─── Trecho citado

Anotação em 2011: Este O Julgamento de Paris, no original Bottle Shock, conta uma história incrível, no sentido mais literal do termo: uma história improvável, implausível – e no entanto real.

O tema é vinho. Especificamente, os vinhos da Califórnia. Os mais ferinos poderiam dizer que é assim o segundo longa-metragem de marketing dos vinhos da Califórnia, depois do gostoso Sideways – Entre Umas e Outras/Sideways, de 2004, com Paul Giamatti e a linda Virgina Madsen. Como Sideways, esta é uma produção independente, feita fora do esquema dos grandes estúdios.

É uma história real incrível, improvável, implausível – e absolutamente interessante. Se fosse ficção, já seria gostosa. Como é verdadeira, é mais ainda.

E o filme que conta a história é leve, suave, com um sabor um pouquinho adocicado. Há dezenas e dezenas de tomadas aéreas dos vinhedos do Napa Valley, uns 60 quilômetros ao norte de San Francisco, e outras dezenas e dezenas de tomadas de cachos de uva. Dizem que se deve beber com moderação, mas o diretor de fotografia não teve medo de exagerar na quantidade de planos de fim de tarde, para exibir aquele tom dourado que fica na fina linha entre o brega e o estonteante (olha aí o exemplo na foto abaixo).

A trilha sonora inclui um monte de música dos Doobie Brothers e do Allman Brothers Band, coisas típicas do som californiano de meados dos anos 70 – a ação se passa em 1976. Seria pouco acurado historicamente se houvessem incluído canções de Kate Wolf falando dos golden rolling hills of California, porque elas são exatamente daquela época, mas ainda não tocavam no rádio – ela estava começando a carreira e ainda não era famosa. A rigor, até hoje ela não é famosa, e portanto jamais será. Mas a verdade é que, se este filme tivesse um bouquet, como os vinhos, ele lembraria aquele cheirinho maravilhoso, inigualáve, de terra, de poeira, depois de uma suave chuva, que as canções de Kate Wolf têm. Sweet songs and soft guitars.

Se, porém, usa canções californianas ou de clima californiano dos anos 70 como músicas incidentais, o filme tem uma trilha sonora original com uma pegadinha francesa. Foi uma bela sacada. O espectador menos atento provavelmente nem notará, mas a música composta para o filme poderia se confundir com música francesa.

Um dono de vinhedo perfeccionista, e um filho garotão meio hippie

A maior parte da ação se passa no Napa Valley, nos vinhedos no Napa Valley, mas há diversas sequências em Paris.

──────

◆ Exercício 1:
Reproduza literalmente as entradas abaixo, do início até a linha que contém "sidebar-toggle-icon[interactable]: ▥ bbox=[888, 88, 906, 106]", inclusive.

─── Entradas apresentadas

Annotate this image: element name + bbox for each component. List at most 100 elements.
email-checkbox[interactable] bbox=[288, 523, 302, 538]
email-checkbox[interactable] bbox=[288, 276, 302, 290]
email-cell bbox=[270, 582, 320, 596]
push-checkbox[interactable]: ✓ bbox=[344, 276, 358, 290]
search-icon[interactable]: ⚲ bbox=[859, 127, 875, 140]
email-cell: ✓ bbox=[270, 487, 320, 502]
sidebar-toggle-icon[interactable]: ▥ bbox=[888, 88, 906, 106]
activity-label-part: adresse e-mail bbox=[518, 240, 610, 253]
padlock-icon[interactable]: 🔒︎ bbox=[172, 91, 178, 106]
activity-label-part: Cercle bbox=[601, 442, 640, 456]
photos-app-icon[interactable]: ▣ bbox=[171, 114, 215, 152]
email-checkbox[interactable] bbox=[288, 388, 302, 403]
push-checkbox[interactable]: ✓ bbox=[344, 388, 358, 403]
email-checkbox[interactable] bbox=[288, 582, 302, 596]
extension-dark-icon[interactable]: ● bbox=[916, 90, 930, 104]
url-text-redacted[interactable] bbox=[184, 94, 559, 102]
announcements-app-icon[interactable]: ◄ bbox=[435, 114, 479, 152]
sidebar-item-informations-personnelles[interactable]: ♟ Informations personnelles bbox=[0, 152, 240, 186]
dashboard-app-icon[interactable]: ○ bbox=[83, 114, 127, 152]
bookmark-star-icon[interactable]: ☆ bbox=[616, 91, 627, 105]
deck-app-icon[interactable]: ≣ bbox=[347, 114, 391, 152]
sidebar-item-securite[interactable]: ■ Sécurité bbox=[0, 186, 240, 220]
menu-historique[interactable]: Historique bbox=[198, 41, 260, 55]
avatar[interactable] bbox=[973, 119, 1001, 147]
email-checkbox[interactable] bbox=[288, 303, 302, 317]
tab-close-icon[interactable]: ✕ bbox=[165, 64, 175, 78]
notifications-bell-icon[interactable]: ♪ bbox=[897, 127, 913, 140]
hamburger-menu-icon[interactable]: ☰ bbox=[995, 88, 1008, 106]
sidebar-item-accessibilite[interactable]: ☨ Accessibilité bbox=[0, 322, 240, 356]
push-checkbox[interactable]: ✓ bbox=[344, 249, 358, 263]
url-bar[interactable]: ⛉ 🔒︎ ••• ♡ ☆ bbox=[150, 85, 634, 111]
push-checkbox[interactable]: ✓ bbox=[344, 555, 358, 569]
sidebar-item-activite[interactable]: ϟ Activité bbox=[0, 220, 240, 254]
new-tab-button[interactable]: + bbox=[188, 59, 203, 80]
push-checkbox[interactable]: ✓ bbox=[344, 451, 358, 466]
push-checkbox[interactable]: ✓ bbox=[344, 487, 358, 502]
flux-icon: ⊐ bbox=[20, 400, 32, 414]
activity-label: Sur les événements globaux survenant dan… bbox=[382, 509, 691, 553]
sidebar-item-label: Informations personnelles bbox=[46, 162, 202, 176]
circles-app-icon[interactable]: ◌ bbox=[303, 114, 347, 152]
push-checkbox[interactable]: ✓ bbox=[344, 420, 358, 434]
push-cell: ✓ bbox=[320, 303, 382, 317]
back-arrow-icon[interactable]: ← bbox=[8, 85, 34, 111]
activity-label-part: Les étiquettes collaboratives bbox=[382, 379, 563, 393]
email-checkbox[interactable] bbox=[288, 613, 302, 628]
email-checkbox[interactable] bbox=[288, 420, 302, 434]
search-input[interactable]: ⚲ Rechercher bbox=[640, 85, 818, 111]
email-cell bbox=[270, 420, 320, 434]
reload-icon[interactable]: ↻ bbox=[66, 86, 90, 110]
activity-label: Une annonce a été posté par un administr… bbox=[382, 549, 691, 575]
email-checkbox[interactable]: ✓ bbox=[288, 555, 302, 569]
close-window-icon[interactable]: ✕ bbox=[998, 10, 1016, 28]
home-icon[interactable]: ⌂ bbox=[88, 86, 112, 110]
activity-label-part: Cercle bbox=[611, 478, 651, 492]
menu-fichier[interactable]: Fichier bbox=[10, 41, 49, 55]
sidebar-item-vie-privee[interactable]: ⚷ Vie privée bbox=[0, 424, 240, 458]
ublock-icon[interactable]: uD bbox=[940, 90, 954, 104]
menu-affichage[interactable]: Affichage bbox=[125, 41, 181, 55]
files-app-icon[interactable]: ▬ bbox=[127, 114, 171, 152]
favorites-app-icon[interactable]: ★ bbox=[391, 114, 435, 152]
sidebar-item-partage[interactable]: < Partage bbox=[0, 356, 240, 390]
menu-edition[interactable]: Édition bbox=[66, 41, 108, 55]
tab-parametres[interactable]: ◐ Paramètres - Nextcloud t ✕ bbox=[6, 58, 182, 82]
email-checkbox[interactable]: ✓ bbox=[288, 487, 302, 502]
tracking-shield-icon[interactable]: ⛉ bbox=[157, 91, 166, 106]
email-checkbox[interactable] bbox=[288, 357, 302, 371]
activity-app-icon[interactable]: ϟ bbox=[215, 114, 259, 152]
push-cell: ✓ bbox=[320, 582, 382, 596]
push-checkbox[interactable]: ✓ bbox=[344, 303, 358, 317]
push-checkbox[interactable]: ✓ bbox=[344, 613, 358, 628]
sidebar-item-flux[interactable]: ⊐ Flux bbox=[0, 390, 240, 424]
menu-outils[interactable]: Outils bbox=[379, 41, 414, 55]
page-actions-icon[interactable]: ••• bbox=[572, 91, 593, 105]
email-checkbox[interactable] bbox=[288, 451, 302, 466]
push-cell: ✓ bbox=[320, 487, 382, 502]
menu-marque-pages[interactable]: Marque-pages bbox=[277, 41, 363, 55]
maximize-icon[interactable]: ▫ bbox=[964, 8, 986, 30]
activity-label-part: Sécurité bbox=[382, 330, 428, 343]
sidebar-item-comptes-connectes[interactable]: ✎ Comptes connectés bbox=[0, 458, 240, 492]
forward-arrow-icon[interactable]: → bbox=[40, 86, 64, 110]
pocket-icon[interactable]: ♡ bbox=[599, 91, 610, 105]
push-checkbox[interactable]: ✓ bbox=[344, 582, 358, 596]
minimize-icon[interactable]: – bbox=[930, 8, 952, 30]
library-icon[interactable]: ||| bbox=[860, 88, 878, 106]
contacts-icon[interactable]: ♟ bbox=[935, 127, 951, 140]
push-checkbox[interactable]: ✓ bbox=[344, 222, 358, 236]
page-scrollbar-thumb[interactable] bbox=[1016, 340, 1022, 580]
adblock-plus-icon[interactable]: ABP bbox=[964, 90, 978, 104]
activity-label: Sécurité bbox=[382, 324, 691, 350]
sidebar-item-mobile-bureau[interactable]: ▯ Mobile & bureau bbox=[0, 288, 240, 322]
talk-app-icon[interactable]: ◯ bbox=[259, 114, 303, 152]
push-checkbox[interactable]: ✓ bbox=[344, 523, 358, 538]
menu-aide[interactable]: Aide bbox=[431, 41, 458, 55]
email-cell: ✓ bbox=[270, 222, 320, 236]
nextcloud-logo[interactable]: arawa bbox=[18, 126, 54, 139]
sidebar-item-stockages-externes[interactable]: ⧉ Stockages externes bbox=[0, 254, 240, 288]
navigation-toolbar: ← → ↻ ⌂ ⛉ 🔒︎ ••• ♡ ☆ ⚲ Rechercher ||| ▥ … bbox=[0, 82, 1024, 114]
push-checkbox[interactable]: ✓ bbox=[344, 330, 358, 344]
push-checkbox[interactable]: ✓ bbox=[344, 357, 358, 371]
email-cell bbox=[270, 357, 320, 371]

──────

◆ Exercício 2:
De acordo com o trecho citado, em que ano se passa a ação do filme?

◆ Resolução escrita 1:
Annotate this image: element name + bbox for each component. List at most 100 elements.
email-checkbox[interactable] bbox=[288, 523, 302, 538]
email-checkbox[interactable] bbox=[288, 276, 302, 290]
email-cell bbox=[270, 582, 320, 596]
push-checkbox[interactable]: ✓ bbox=[344, 276, 358, 290]
search-icon[interactable]: ⚲ bbox=[859, 127, 875, 140]
email-cell: ✓ bbox=[270, 487, 320, 502]
sidebar-toggle-icon[interactable]: ▥ bbox=[888, 88, 906, 106]

◆ Resolução escrita 2:
Em 1976.